# [Data lines]
━━━

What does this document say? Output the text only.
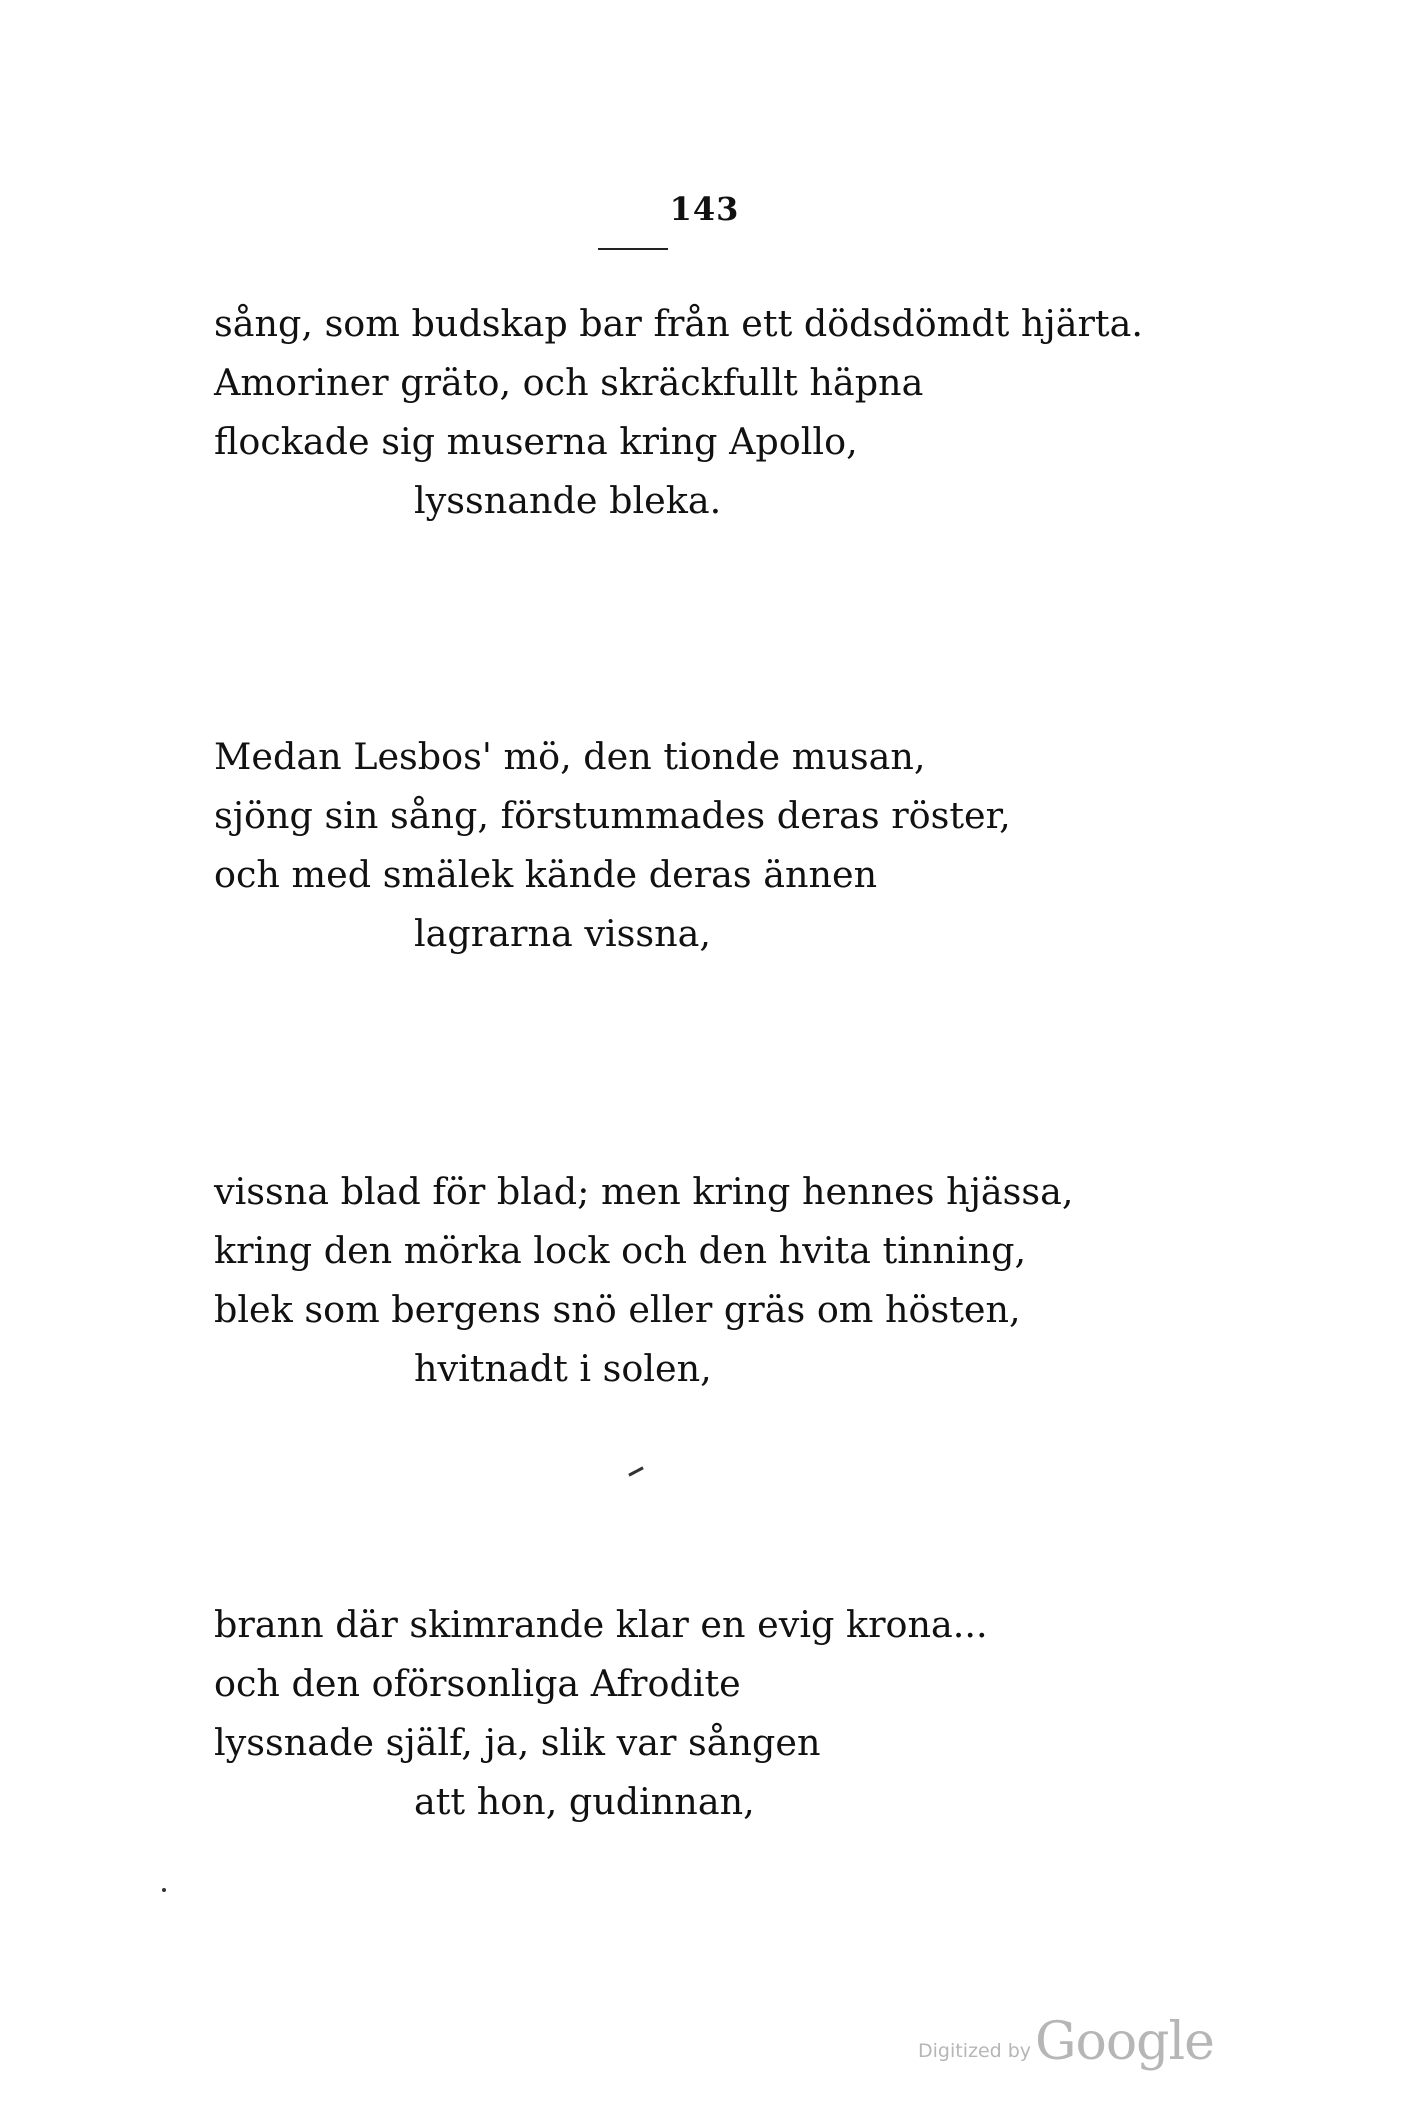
143
sång, som budskap bar från ett dödsdömdt hjärta.
Amoriner gräto, och skräckfullt häpna
flockade sig muserna kring Apollo,
lyssnande bleka.
Medan Lesbos' mö, den tionde musan,
sjöng sin sång, förstummades deras röster,
och med smälek kände deras ännen
lagrarna vissna,
vissna blad för blad; men kring hennes hjässa,
kring den mörka lock och den hvita tinning,
blek som bergens snö eller gräs om hösten,
hvitnadt i solen,
brann där skimrande klar en evig krona...
och den oförsonliga Afrodite
lyssnade själf, ja, slik var sången
att hon, gudinnan,
Digitized by Google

━━━

# [Given problem]
Extract the full listing above verbatim; pictures are to be left out of the copy.

# [Solution to this exercise]
What does this document say? Output the text only.
143
sång, som budskap bar från ett dödsdömdt hjärta.
Amoriner gräto, och skräckfullt häpna
flockade sig muserna kring Apollo,
lyssnande bleka.
Medan Lesbos' mö, den tionde musan,
sjöng sin sång, förstummades deras röster,
och med smälek kände deras ännen
lagrarna vissna,
vissna blad för blad; men kring hennes hjässa,
kring den mörka lock och den hvita tinning,
blek som bergens snö eller gräs om hösten,
hvitnadt i solen,
brann där skimrande klar en evig krona...
och den oförsonliga Afrodite
lyssnade själf, ja, slik var sången
att hon, gudinnan,
Digitized by Google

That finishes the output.